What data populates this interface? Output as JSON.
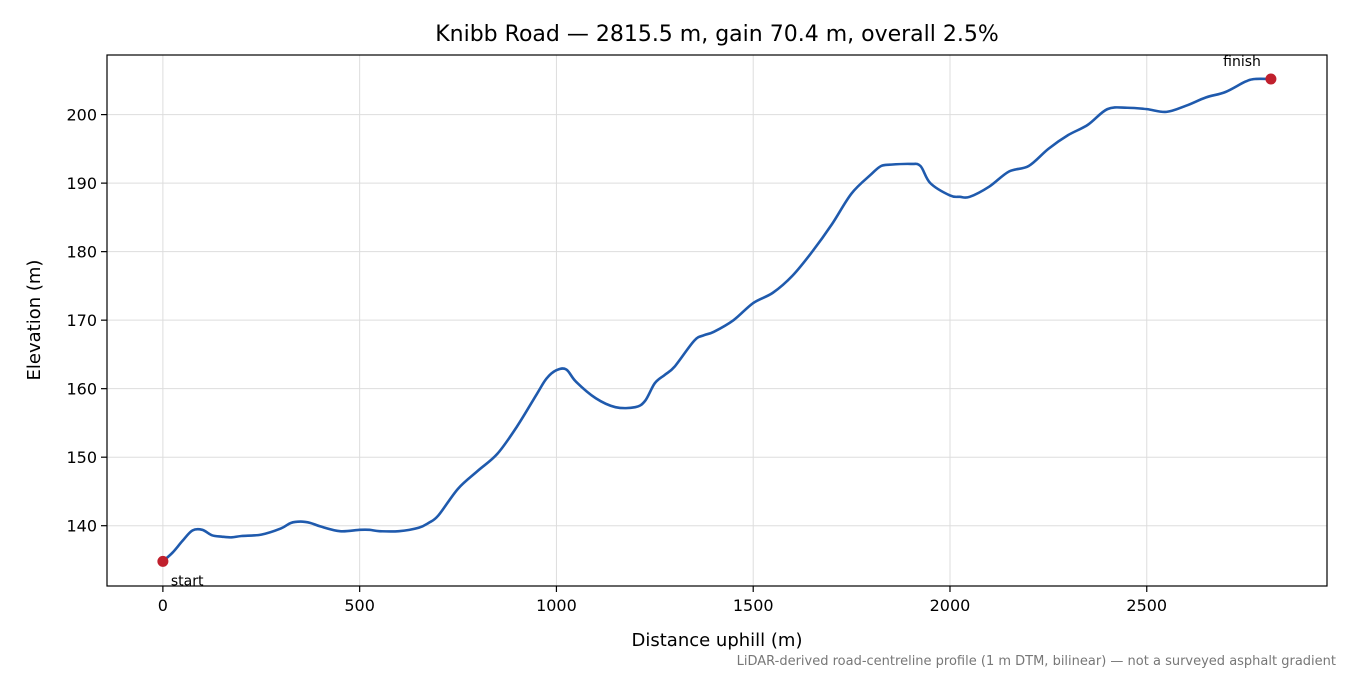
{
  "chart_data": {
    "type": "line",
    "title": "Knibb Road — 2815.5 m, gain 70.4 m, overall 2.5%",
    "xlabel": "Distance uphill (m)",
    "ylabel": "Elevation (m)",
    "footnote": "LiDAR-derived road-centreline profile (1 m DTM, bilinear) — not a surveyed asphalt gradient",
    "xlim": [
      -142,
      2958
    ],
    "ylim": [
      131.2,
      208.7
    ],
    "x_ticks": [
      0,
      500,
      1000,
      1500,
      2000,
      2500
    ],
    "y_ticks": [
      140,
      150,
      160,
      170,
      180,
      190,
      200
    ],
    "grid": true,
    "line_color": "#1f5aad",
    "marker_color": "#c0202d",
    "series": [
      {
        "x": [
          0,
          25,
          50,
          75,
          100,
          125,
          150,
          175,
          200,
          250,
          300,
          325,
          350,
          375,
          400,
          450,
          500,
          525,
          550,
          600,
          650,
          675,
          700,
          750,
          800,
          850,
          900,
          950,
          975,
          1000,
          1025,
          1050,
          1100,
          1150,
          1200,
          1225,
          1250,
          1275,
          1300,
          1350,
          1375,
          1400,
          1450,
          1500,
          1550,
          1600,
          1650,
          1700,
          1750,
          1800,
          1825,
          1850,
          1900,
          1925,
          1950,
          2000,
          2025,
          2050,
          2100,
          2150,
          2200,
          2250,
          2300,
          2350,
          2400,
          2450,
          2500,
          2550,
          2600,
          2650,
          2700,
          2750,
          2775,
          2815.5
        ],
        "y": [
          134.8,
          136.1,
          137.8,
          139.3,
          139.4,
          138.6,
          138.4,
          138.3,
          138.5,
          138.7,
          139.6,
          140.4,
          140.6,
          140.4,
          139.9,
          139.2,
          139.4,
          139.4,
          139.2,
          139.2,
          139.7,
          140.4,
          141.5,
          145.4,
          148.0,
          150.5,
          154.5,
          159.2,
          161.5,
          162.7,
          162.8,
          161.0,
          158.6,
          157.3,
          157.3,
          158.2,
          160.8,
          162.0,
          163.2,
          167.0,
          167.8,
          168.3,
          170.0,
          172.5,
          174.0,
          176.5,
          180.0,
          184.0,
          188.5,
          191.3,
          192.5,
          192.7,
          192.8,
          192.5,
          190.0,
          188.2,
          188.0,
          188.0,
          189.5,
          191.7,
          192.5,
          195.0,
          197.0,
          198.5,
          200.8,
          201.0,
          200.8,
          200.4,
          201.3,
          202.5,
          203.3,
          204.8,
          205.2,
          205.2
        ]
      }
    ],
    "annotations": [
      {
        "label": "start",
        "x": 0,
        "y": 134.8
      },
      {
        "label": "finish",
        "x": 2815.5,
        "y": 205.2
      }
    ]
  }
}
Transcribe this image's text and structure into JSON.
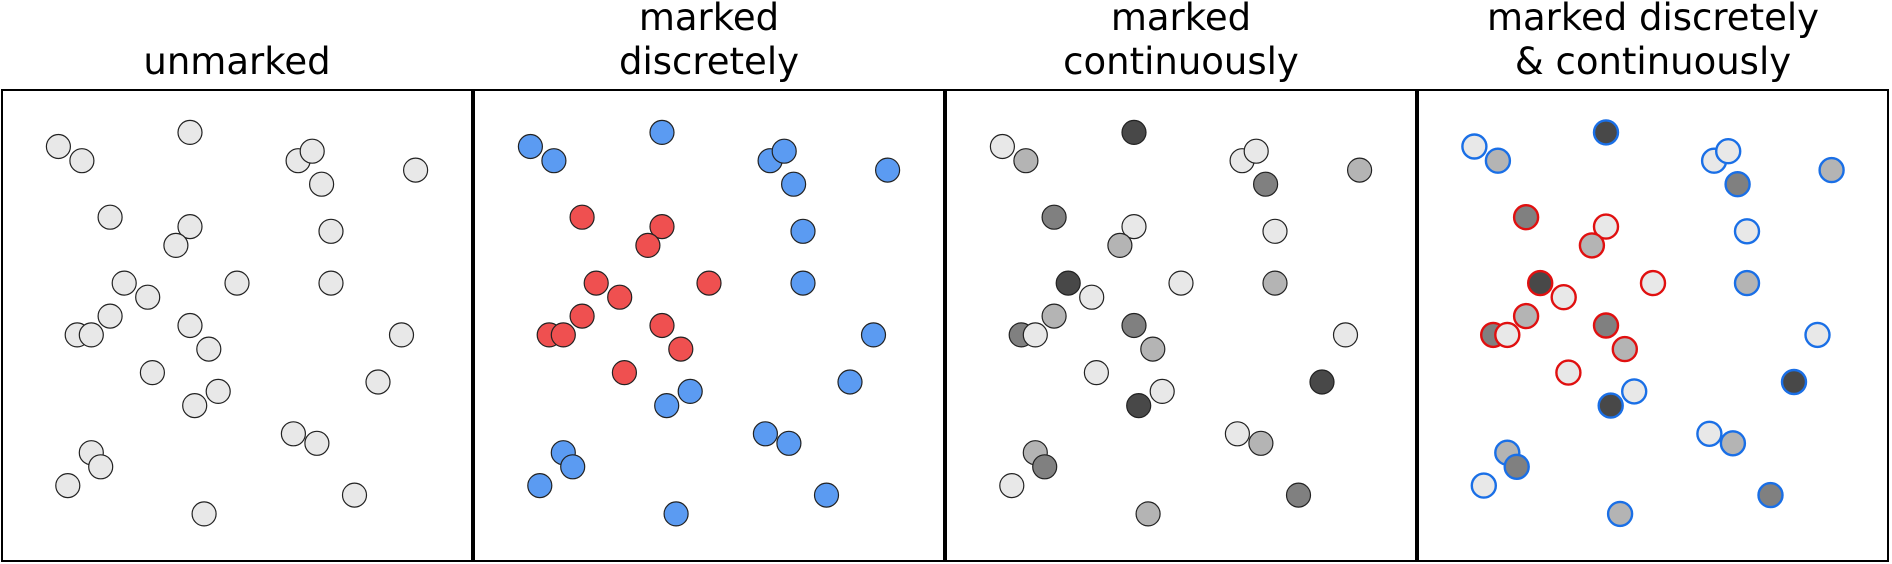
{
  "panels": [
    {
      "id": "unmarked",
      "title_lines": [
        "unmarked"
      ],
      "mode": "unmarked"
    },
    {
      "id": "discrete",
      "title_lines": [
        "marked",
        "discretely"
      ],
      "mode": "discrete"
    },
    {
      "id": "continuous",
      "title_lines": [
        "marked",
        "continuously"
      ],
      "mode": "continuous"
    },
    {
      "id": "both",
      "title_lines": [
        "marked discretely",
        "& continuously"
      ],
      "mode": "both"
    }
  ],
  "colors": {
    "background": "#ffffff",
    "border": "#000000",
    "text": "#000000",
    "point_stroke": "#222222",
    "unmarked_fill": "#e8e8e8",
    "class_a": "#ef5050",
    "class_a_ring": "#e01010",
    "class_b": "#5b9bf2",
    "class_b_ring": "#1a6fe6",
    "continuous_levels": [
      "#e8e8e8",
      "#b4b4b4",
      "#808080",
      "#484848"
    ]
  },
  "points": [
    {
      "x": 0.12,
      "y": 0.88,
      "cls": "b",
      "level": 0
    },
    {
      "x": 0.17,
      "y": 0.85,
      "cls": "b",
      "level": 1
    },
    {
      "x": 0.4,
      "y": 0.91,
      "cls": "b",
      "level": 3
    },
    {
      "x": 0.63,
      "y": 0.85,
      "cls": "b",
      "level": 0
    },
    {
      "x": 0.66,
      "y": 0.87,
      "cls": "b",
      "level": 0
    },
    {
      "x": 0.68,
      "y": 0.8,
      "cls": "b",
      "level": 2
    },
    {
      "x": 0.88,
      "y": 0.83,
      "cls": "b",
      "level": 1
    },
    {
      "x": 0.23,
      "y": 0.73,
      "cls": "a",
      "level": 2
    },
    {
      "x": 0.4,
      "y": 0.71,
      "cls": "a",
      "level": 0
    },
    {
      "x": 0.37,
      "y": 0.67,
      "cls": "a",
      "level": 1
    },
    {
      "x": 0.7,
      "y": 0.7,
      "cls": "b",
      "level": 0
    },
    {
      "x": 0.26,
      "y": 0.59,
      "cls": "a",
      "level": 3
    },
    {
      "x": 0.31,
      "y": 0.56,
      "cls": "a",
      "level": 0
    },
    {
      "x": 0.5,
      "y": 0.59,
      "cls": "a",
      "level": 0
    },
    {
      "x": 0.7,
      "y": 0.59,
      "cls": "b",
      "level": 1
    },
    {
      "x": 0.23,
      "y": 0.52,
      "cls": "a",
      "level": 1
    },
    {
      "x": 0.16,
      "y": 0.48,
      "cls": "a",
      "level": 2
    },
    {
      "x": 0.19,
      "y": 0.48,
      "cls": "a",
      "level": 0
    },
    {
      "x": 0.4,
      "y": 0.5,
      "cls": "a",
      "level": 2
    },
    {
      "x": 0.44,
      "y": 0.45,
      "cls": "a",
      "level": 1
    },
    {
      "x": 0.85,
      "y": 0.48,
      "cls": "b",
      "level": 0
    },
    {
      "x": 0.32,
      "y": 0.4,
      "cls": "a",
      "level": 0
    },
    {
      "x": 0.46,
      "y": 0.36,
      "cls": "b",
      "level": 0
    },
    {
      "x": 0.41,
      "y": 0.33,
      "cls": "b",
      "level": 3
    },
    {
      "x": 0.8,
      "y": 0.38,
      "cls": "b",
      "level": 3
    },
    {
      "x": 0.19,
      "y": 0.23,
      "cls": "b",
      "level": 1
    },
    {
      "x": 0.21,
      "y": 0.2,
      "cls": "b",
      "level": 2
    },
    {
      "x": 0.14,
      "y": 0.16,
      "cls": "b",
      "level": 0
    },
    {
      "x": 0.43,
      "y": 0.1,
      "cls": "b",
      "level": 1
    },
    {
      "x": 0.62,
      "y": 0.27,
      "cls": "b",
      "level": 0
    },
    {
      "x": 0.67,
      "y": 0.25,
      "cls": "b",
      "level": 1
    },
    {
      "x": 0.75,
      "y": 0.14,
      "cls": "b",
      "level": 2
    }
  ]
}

**Required task**: Your task is to list each line of the records with the word "text".

**The response**:
Transcribe this image's text and structure into JSON.
    "text": "#000000",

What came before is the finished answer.